What to work on — Pick out the lines below that contain the string "Функциональные" and copy them all.

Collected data
((

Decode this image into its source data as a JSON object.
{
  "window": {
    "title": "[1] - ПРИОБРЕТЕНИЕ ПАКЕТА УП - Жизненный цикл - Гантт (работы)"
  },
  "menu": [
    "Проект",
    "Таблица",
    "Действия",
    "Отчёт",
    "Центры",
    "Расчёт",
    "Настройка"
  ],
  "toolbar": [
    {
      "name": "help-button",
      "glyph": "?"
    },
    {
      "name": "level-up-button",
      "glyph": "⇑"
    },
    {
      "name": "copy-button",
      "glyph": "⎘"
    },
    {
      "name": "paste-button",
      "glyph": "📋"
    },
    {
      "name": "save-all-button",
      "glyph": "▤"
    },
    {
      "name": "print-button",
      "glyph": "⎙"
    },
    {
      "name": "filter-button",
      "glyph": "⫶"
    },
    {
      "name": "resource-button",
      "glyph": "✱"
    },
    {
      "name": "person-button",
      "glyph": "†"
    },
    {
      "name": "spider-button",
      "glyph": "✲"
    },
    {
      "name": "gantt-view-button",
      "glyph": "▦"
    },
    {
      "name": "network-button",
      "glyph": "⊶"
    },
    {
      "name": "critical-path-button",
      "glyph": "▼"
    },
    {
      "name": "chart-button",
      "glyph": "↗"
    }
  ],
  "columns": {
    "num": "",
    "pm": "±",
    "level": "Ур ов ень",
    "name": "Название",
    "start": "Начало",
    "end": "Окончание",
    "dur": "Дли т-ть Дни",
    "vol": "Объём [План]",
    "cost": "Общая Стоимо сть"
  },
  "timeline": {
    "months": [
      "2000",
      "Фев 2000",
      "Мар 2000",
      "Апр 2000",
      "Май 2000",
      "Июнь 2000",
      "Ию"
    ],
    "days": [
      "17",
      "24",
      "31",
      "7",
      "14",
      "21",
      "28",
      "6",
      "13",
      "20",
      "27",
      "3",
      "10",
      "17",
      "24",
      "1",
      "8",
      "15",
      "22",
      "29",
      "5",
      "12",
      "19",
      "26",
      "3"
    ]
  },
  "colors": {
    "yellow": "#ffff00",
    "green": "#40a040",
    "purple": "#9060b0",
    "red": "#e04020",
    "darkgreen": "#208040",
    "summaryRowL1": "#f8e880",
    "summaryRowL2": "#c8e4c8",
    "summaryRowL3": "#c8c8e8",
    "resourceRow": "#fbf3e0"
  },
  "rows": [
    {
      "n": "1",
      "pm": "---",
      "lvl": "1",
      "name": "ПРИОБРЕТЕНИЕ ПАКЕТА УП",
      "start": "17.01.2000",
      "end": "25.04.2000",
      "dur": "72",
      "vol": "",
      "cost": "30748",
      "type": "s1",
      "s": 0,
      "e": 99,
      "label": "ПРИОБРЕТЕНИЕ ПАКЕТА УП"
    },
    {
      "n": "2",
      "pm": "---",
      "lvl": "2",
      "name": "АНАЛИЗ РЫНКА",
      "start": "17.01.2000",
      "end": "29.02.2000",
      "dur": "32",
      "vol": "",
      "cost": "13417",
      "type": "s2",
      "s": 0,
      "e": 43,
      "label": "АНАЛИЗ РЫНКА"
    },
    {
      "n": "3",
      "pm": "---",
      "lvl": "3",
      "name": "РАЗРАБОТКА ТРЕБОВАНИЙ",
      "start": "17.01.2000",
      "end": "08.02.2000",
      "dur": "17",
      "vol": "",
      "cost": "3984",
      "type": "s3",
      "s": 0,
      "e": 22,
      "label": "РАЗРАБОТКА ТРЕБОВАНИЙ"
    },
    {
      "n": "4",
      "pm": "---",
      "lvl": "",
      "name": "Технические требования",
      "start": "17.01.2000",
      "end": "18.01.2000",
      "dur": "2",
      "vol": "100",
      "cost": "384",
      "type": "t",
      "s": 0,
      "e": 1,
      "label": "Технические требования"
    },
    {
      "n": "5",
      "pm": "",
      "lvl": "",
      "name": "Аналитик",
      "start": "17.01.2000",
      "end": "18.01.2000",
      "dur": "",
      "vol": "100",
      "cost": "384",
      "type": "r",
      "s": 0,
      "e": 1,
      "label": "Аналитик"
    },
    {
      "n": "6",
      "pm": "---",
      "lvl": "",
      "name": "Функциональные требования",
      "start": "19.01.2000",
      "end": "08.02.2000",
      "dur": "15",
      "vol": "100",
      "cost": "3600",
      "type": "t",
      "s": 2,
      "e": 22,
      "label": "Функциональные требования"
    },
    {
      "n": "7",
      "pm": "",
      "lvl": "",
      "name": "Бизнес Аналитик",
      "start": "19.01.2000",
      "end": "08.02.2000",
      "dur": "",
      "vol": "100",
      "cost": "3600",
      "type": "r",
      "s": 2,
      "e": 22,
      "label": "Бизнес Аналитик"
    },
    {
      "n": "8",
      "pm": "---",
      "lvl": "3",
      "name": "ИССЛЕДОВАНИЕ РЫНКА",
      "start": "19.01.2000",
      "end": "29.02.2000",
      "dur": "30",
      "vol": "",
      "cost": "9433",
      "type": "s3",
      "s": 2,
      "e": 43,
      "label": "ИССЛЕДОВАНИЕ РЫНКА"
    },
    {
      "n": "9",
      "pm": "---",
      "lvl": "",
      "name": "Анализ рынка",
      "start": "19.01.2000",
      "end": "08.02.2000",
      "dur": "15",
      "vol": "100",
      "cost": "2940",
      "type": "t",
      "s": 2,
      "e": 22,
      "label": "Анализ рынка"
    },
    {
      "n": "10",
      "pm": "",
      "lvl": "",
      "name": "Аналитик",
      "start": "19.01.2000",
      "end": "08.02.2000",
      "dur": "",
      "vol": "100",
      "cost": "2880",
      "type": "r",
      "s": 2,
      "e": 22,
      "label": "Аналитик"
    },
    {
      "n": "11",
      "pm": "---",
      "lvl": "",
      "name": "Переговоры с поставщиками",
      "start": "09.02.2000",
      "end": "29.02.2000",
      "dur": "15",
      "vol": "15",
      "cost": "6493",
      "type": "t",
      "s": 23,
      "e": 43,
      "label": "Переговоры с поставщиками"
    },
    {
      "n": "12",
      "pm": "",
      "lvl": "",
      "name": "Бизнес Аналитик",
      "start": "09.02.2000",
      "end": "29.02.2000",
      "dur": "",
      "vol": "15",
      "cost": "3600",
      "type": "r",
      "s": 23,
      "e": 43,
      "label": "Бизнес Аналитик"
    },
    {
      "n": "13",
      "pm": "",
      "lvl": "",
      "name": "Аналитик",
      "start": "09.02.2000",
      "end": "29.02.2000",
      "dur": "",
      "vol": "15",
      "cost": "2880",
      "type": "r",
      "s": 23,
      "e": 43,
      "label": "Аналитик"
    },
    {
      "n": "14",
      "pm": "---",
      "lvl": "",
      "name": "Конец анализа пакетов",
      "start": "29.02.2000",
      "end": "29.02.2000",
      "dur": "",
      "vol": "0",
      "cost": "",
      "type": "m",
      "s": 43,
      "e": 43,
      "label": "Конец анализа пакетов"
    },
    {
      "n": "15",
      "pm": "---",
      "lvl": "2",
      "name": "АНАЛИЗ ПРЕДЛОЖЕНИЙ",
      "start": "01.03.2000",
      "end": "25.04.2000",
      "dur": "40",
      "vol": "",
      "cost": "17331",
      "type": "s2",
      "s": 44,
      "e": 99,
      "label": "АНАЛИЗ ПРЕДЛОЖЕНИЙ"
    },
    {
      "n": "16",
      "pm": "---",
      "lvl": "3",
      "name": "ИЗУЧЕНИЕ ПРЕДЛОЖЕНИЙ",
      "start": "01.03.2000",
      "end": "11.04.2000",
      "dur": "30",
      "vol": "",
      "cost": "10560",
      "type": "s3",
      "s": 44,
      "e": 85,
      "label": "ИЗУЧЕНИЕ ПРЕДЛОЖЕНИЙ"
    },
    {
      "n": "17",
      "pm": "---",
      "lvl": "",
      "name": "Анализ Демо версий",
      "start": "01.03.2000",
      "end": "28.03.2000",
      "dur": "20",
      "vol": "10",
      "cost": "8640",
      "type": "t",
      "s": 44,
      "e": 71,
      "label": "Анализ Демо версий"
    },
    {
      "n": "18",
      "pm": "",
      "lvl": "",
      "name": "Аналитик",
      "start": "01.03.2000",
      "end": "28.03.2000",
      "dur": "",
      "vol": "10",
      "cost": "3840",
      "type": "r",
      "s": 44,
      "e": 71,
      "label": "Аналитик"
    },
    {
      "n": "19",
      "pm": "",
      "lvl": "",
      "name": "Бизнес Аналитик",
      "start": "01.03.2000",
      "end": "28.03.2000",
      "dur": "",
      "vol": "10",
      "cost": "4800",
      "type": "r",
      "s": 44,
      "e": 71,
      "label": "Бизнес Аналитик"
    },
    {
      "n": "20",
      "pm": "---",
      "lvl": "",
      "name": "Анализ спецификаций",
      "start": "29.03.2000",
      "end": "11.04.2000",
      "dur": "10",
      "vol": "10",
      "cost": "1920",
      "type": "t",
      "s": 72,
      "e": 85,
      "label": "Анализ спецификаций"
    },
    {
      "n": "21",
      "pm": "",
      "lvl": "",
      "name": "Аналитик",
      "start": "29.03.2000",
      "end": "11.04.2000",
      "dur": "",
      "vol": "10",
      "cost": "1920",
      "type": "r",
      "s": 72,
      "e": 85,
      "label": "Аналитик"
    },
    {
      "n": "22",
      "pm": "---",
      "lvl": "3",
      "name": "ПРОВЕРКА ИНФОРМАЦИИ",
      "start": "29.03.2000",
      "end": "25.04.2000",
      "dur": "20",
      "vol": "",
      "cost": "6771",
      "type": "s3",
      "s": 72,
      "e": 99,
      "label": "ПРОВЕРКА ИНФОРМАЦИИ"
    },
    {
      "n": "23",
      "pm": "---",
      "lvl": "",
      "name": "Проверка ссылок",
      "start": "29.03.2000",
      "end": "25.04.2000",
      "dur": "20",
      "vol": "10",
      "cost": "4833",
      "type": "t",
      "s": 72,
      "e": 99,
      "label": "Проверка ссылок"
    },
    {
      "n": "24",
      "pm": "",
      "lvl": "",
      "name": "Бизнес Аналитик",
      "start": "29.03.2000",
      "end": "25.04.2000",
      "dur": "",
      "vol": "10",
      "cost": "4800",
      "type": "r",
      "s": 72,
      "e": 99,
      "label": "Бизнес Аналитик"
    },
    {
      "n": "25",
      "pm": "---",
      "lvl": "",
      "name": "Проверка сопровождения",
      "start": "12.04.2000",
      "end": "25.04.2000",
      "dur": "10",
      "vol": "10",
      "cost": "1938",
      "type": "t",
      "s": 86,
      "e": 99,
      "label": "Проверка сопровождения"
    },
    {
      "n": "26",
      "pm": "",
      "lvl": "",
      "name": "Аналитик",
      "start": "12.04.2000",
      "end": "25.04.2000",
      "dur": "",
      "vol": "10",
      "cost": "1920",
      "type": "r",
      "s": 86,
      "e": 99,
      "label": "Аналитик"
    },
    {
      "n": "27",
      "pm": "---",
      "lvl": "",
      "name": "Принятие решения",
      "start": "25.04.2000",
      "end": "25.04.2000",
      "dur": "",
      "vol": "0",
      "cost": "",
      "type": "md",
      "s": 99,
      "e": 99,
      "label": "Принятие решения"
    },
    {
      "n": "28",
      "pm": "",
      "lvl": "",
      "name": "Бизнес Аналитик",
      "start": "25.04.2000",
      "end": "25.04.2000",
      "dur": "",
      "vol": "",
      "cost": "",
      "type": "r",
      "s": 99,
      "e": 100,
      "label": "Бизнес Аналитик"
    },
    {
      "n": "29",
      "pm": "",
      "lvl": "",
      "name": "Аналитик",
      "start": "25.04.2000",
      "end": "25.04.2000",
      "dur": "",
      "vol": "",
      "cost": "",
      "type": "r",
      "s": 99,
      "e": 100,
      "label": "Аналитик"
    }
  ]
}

))

Complete output —
      "name": "Функциональные требования",
      "label": "Функциональные требования"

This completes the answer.